* start Input rows *
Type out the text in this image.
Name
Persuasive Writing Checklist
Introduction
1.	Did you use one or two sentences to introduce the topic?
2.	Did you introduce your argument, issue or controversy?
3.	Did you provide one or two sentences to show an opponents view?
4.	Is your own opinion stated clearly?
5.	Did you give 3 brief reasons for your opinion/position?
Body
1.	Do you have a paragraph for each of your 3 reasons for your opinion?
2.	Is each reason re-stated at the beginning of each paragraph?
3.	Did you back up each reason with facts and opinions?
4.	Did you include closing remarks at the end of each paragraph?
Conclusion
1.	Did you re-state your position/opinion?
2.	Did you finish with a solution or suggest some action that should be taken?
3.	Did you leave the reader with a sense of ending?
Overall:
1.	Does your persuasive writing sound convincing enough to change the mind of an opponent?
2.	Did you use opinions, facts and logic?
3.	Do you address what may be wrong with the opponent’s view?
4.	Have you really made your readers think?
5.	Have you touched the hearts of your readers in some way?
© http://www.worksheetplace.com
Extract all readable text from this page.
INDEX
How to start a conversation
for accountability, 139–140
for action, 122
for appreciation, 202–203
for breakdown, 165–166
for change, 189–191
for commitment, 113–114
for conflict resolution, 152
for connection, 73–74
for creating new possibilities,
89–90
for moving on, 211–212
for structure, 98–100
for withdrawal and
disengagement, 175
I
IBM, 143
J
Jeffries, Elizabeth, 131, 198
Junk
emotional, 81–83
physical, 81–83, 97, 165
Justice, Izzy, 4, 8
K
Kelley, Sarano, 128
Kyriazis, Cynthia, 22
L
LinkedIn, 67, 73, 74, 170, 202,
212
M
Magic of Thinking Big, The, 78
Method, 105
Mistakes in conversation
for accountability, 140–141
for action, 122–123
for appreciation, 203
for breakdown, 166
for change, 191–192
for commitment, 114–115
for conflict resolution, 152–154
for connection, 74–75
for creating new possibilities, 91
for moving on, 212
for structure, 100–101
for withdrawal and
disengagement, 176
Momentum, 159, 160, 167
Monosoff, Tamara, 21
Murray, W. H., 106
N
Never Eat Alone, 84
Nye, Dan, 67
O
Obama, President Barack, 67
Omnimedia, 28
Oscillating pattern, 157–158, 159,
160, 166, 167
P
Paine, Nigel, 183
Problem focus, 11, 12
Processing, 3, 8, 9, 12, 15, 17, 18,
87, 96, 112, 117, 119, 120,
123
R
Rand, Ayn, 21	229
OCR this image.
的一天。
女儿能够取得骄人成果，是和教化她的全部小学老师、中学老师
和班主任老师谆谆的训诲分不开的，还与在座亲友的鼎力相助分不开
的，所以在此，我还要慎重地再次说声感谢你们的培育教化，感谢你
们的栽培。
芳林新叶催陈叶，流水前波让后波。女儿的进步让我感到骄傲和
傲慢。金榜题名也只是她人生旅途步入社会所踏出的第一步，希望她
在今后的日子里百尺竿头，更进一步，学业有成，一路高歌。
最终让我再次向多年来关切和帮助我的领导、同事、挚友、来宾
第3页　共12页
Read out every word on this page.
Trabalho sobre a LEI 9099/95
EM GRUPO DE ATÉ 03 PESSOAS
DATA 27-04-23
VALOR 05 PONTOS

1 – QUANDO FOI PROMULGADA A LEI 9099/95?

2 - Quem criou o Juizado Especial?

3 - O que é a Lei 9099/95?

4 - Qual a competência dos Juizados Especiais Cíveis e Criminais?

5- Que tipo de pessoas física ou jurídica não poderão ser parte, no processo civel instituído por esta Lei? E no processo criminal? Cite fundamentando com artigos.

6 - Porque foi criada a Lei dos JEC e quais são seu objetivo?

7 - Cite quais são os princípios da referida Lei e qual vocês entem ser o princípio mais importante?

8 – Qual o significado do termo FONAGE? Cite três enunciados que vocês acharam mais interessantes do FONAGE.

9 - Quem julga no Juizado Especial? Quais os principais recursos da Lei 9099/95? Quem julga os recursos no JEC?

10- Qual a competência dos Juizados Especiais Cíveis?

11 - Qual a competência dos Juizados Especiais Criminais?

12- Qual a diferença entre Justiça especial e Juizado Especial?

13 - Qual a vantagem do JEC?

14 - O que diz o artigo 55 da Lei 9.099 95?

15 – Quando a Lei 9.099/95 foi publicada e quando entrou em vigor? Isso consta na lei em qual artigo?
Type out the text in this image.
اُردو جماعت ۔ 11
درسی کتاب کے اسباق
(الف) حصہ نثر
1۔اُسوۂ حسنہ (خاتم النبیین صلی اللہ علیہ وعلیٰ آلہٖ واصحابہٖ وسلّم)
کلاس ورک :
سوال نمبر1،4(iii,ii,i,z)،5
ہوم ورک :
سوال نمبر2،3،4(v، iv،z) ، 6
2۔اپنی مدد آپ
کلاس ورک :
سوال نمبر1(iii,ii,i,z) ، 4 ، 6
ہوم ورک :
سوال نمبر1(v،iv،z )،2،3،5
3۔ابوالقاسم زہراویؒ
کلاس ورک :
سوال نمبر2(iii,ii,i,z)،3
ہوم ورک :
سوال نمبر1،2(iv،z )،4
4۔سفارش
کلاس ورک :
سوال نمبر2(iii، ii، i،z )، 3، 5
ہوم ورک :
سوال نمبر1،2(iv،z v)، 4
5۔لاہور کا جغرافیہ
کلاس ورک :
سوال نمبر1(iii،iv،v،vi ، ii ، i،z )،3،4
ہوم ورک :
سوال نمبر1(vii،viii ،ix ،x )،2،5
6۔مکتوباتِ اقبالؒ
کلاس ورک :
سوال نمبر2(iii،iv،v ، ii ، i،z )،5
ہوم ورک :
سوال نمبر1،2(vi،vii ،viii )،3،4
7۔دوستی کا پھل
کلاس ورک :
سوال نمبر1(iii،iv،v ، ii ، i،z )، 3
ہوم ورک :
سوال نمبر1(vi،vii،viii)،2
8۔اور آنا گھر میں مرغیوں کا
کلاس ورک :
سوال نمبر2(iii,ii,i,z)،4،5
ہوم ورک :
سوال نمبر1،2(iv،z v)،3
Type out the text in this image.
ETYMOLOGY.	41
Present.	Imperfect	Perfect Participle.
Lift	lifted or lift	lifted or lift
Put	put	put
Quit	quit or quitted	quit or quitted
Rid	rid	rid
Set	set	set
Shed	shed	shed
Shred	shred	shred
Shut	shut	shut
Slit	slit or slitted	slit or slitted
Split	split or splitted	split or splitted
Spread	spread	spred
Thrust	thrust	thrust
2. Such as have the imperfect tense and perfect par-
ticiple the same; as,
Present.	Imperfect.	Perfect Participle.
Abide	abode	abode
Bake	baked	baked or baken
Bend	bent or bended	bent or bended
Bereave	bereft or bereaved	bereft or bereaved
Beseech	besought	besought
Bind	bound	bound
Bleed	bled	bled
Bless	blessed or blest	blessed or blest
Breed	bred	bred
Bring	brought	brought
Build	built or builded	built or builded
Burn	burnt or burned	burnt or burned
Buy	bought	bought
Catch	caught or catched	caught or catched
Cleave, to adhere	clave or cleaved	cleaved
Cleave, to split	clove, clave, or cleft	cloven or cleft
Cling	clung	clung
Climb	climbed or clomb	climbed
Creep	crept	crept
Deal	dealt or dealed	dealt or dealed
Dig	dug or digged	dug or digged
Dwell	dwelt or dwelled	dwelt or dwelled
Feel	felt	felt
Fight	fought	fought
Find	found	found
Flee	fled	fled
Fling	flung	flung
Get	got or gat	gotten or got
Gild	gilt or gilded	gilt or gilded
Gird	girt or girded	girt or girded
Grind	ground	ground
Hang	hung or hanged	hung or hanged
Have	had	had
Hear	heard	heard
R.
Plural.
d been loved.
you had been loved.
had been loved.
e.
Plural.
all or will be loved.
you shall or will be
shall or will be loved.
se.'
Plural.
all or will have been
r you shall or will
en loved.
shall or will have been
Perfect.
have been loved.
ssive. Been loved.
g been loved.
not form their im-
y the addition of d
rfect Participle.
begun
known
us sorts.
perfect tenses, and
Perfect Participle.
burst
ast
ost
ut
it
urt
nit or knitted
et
* end Input rows *
Give the number of lines in the records above that contain the word "Cleave". Reply with that number alone.

2